What the task requires ::
Give the data a second time, exactly and in full.

[Saved entries]
%%
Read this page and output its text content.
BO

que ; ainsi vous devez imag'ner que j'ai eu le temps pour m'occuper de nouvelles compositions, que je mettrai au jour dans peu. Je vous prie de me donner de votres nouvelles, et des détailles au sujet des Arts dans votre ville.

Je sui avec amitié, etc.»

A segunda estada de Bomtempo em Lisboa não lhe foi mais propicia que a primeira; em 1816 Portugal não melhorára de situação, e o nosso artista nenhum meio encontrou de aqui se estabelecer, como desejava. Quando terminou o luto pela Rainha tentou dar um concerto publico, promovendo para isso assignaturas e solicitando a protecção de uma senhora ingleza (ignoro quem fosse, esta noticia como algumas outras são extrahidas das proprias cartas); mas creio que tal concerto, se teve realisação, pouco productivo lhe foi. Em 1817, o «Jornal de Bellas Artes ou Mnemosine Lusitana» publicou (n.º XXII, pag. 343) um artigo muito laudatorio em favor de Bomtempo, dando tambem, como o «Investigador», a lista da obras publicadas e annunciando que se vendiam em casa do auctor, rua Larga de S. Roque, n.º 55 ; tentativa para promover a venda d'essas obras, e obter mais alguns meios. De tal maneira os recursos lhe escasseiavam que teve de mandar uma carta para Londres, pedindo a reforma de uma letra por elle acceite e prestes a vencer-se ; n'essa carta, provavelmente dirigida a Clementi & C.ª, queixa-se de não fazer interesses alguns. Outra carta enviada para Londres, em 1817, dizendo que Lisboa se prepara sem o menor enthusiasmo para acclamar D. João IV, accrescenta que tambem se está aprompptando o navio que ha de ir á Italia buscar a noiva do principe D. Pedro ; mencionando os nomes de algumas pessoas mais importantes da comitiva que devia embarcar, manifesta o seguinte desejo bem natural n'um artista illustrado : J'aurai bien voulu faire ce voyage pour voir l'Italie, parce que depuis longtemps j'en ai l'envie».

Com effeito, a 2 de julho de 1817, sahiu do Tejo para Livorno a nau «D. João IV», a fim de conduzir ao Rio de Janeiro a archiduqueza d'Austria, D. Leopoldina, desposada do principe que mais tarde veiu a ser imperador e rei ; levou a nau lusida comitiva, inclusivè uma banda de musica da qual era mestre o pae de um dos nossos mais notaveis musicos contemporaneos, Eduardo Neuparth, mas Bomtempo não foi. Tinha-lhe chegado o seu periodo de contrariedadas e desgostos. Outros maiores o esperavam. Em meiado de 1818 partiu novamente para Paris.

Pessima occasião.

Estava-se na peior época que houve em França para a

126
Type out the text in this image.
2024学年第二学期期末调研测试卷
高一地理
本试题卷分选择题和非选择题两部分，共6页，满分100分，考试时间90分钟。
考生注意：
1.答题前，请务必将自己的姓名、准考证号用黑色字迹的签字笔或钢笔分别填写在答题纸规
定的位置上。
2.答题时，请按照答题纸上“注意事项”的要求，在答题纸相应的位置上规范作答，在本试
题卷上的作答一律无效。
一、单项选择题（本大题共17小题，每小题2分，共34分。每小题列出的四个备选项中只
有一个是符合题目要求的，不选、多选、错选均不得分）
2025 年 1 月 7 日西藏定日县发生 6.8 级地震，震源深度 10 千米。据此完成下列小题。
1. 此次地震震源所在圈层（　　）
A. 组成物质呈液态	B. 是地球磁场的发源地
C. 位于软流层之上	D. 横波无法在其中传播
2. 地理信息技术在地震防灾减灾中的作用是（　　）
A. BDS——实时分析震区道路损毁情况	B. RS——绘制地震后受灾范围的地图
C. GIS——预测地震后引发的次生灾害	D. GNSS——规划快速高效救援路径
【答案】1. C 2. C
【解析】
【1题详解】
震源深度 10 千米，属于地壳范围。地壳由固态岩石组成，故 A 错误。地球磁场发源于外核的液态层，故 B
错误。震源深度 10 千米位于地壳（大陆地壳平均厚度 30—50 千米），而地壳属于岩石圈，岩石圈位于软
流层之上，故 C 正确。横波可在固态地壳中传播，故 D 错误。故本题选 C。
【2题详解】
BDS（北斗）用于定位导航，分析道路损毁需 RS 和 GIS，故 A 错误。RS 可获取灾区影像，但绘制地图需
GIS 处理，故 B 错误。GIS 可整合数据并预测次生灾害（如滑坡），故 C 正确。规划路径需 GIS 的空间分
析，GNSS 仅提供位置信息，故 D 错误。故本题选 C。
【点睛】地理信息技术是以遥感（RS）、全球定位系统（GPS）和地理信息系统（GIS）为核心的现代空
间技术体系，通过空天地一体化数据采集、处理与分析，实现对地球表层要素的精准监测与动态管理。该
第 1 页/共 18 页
%%
Result for this task ::
Read this page and output its text content.
BO

que ; ainsi vous devez imag'ner que j'ai eu le temps pour m'occuper de nouvelles compositions, que je mettrai au jour dans peu. Je vous prie de me donner de votres nouvelles, et des détailles au sujet des Arts dans votre ville.

Je sui avec amitié, etc.»

A segunda estada de Bomtempo em Lisboa não lhe foi mais propicia que a primeira; em 1816 Portugal não melhorára de situação, e o nosso artista nenhum meio encontrou de aqui se estabelecer, como desejava. Quando terminou o luto pela Rainha tentou dar um concerto publico, promovendo para isso assignaturas e solicitando a protecção de uma senhora ingleza (ignoro quem fosse, esta noticia como algumas outras são extrahidas das proprias cartas); mas creio que tal concerto, se teve realisação, pouco productivo lhe foi. Em 1817, o «Jornal de Bellas Artes ou Mnemosine Lusitana» publicou (n.º XXII, pag. 343) um artigo muito laudatorio em favor de Bomtempo, dando tambem, como o «Investigador», a lista da obras publicadas e annunciando que se vendiam em casa do auctor, rua Larga de S. Roque, n.º 55 ; tentativa para promover a venda d'essas obras, e obter mais alguns meios. De tal maneira os recursos lhe escasseiavam que teve de mandar uma carta para Londres, pedindo a reforma de uma letra por elle acceite e prestes a vencer-se ; n'essa carta, provavelmente dirigida a Clementi & C.ª, queixa-se de não fazer interesses alguns. Outra carta enviada para Londres, em 1817, dizendo que Lisboa se prepara sem o menor enthusiasmo para acclamar D. João IV, accrescenta que tambem se está aprompptando o navio que ha de ir á Italia buscar a noiva do principe D. Pedro ; mencionando os nomes de algumas pessoas mais importantes da comitiva que devia embarcar, manifesta o seguinte desejo bem natural n'um artista illustrado : J'aurai bien voulu faire ce voyage pour voir l'Italie, parce que depuis longtemps j'en ai l'envie».

Com effeito, a 2 de julho de 1817, sahiu do Tejo para Livorno a nau «D. João IV», a fim de conduzir ao Rio de Janeiro a archiduqueza d'Austria, D. Leopoldina, desposada do principe que mais tarde veiu a ser imperador e rei ; levou a nau lusida comitiva, inclusivè uma banda de musica da qual era mestre o pae de um dos nossos mais notaveis musicos contemporaneos, Eduardo Neuparth, mas Bomtempo não foi. Tinha-lhe chegado o seu periodo de contrariedadas e desgostos. Outros maiores o esperavam. Em meiado de 1818 partiu novamente para Paris.

Pessima occasião.

Estava-se na peior época que houve em França para a

126
Type out the text in this image.
2024学年第二学期期末调研测试卷
高一地理
本试题卷分选择题和非选择题两部分，共6页，满分100分，考试时间90分钟。
考生注意：
1.答题前，请务必将自己的姓名、准考证号用黑色字迹的签字笔或钢笔分别填写在答题纸规
定的位置上。
2.答题时，请按照答题纸上“注意事项”的要求，在答题纸相应的位置上规范作答，在本试
题卷上的作答一律无效。
一、单项选择题（本大题共17小题，每小题2分，共34分。每小题列出的四个备选项中只
有一个是符合题目要求的，不选、多选、错选均不得分）
2025 年 1 月 7 日西藏定日县发生 6.8 级地震，震源深度 10 千米。据此完成下列小题。
1. 此次地震震源所在圈层（　　）
A. 组成物质呈液态	B. 是地球磁场的发源地
C. 位于软流层之上	D. 横波无法在其中传播
2. 地理信息技术在地震防灾减灾中的作用是（　　）
A. BDS——实时分析震区道路损毁情况	B. RS——绘制地震后受灾范围的地图
C. GIS——预测地震后引发的次生灾害	D. GNSS——规划快速高效救援路径
【答案】1. C 2. C
【解析】
【1题详解】
震源深度 10 千米，属于地壳范围。地壳由固态岩石组成，故 A 错误。地球磁场发源于外核的液态层，故 B
错误。震源深度 10 千米位于地壳（大陆地壳平均厚度 30—50 千米），而地壳属于岩石圈，岩石圈位于软
流层之上，故 C 正确。横波可在固态地壳中传播，故 D 错误。故本题选 C。
【2题详解】
BDS（北斗）用于定位导航，分析道路损毁需 RS 和 GIS，故 A 错误。RS 可获取灾区影像，但绘制地图需
GIS 处理，故 B 错误。GIS 可整合数据并预测次生灾害（如滑坡），故 C 正确。规划路径需 GIS 的空间分
析，GNSS 仅提供位置信息，故 D 错误。故本题选 C。
【点睛】地理信息技术是以遥感（RS）、全球定位系统（GPS）和地理信息系统（GIS）为核心的现代空
间技术体系，通过空天地一体化数据采集、处理与分析，实现对地球表层要素的精准监测与动态管理。该
第 1 页/共 18 页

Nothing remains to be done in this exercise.